- **Selected excerpt**

Over the past decades, the 1985 discovery of Titanic’s wreck approximately 3.8 kilometer below the surface of the Atlantic, the two year long search for AF447’s black boxes, and the fruitless search for the wreckage of MH370 despite washed-up remnants have served as stark reminders of just how alien and how hostile the depths of the Earth’s oceans are. Yet with both tourism and mining efforts booming, will we one day conquer the full surface of Earth?
A Watery Grave
For most of human history, the oceans have been treated as essentially inaccessible, almost as if nothing that happens beyond a few hundred meters depth and the cessation of any fish species we might be interested in. Even so, long before the advent of deep-sea exploration, mythology has been rife with stories that in many cases contains at least a grain of truth. Much of these stories revolve around the sperm whale, its fantastical dives to depths of over 2 km and both their stomach contents and scars on their skin that seems to suggest the presence of enormous cephalopods, including the famous kraken that’d rise from the depths to drag entire ships back with it.
It wasn’t until a few hundred years ago that the first attempts were being made to determine the generally presumed to be unfathomable depths of the oceans at various points, along with the species that inhabit these depths. According to an 1843 theory proposed by Edward Forbes – called the Azoic hypothesis – the presence of life would diminish continuously, until the complete cessation of any life at a depth of 300 fathoms (550 meters). This was refuted by Michael Sars in 1850, who found life thriving at a depth of 800 meters, thus confirming papers published by Antoine Risso decades prior on deep-sea catches by fishermen.
Up till that point, deep-sea exploration was performed solely by essentially dragging stuff out of it using nets and similar fishing implements, but this changed when in 1930 William Beebe and Otis Barton were the first to dive to a depth of 435 meters in their Bathysphere: a spherical, pressure-resistant vessel. In 1934 they’d set a new record with a depth of 923 meters, during which dives they observed the life visible just beyond the vessel’s portholes.
Lowered into the ocean by the ship that carried it, this vessel that may have appeared crude at first glance was nevertheless quite refined for the time, with a rudimentary life support system using cylinders of compressed oxygen to replenish the oxygen breathed in by the crew, and pans of soda lime and calcium chloride installed inside to scrub CO2 from the air after it had been exhaled.
The record set by the Bathysphere would remain until 1949 when Barton dove to 1,400 meters with the Benthoscope. At this point the race to develop ever better submersibles was fully on, and bathyscaphes (self-propelled, free-diving submersibles) appeared on the scene by the late 1940s. Being free-diving, these vessels do not require a massively long and heavy cable to winch them into and back out of the water, enabling much deeper dives.
By 1960, the bathyscaphe Trieste – piloted by Jacques Piccard and Don Walsh – reached the deepest known point on Earth’s surface: the Challenger Deep, located within the Mariana Trench of the Pacific Ocean. After some refinements to the depth measurements to take the alien conditions into account, it was determined that they had reached a depth of about 10,916 meters. Unexpectedly, both men were still able to communicate with the surface support ship USS Wandank, via the sonar/hydrophone voice communication system. Because of the immense distance, it took about seven seconds for a message to travel between the surface and the floor of the Challenger Deep.

- **Given data**
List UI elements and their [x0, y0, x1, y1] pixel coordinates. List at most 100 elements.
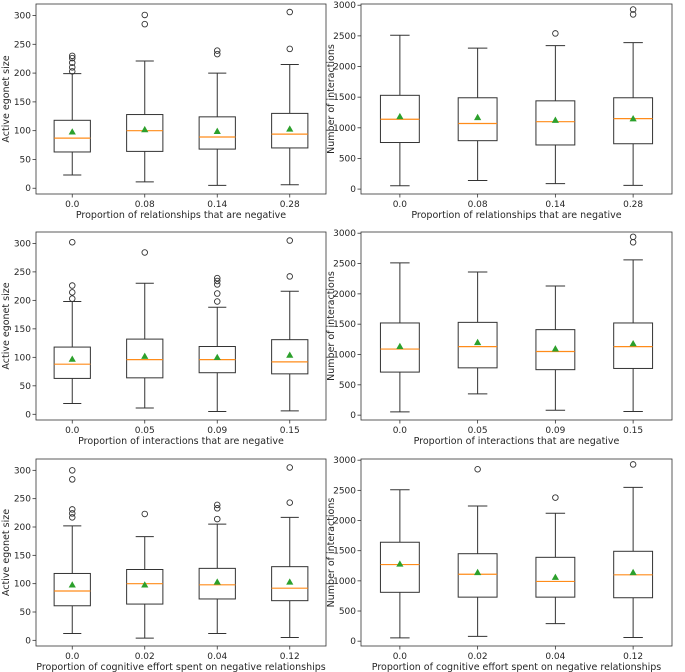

- **Tasks**
(1) In the deep-sea exploration text, shorten the paragraph beginning "The record set by the Bathysphere" into a bulleted list that keeps its main facts.
(2) Reproduce word for word the part of the deep-sea exploration text that opens with the words containing "Lowered into the" and closes with "much deeper dives.".
(3) Carry on the deep-sea exploration text from its final sentence.

- **Task results**
(1)
- The Bathysphere's record stood until 1949, when Barton descended to 1,400 meters in the Benthoscope.
- By then a race to build ever better submersibles was fully underway.
- Bathyscaphes, which are self-propelled, free-diving submersibles, appeared by the late 1940s.
- Because they dive freely, they need no long, heavy cable to winch them into and out of the water, which allows much deeper dives.

(2)
Lowered into the ocean by the ship that carried it, this vessel that may have appeared crude at first glance was nevertheless quite refined for the time, with a rudimentary life support system using cylinders of compressed oxygen to replenish the oxygen breathed in by the crew, and pans of soda lime and calcium chloride installed inside to scrub CO2 from the air after it had been exhaled.
The record set by the Bathysphere would remain until 1949 when Barton dove to 1,400 meters with the Benthoscope. At this point the race to develop ever better submersibles was fully on, and bathyscaphes (self-propelled, free-diving submersibles) appeared on the scene by the late 1940s. Being free-diving, these vessels do not require a massively long and heavy cable to winch them into and back out of the water, enabling much deeper dives.

(3)
Along with the development of these newer and better submersibles, the mythology surrounding the depths of the ocean evaporated. What the photographs and videos recorded by both manned and unmanned deep-sea exploration vessels showed was a world completely devoid of the light which we as land-dwelling creatures hold for self-evident. In these depths, the electromagnetic radiation from our Sun does not penetrate, leaving everything in complete darkness. Even so, life found a way to create thriving ecosystems in an environment where only oppressive darkness and cold reign.
From deep-sea fish, to chemosynthetic organisms that live around hydrothermal vents and which use hydrogen sulfide synthesis as an alternative to the photosynthesis that powers life where the Sun’s rays still reach, the exploration of these hitherto unexplored depths have uncovered organisms and ecosystems that have changed our fundamental understanding of how life has formed and thrived on Earth. Even so, with how restricted our access is to these locations, scientific study is ongoing, with continuous new discoveries.
Along with the dissolution of the mythical depths came the inevitable push towards exploitation, both in the form of tourism and the mining of resources. However, what differentiates the lure of the untamed wilderness of Africa, America and other regions that were exploited in this manner over the past centuries, from the deep seas is that the latter might as well be the icy surface of Jupiter’s moon Europa. With no air to breathe, temperatures just above freezing and crushing pressures, even the challenge of climbing Mount Everest would seem to be a leisurely stroll in comparison.
With this in mind, can manned exploration of the depths ever be made safe enough for casual tourism, and will remotely operated vehicles (ROVs) be the way forward for deep sea mining?
An inescapable truth remains that the human body can only be kept alive at these depths through rather extreme measures. This has led within the off-shore industry to increasingly replace divers with underwater ROVs, These are remotely controlled robotic systems which can be either connected to a surface vessel with an umbilical cable that provides power and communication, or function with some level of autonomy. Beyond the obvious lack of a pressure vessel, these ROVs can be designed for any depth and any task, making them exceedingly versatile while keeping operators safely at atmospheric pressure in a cozy control room.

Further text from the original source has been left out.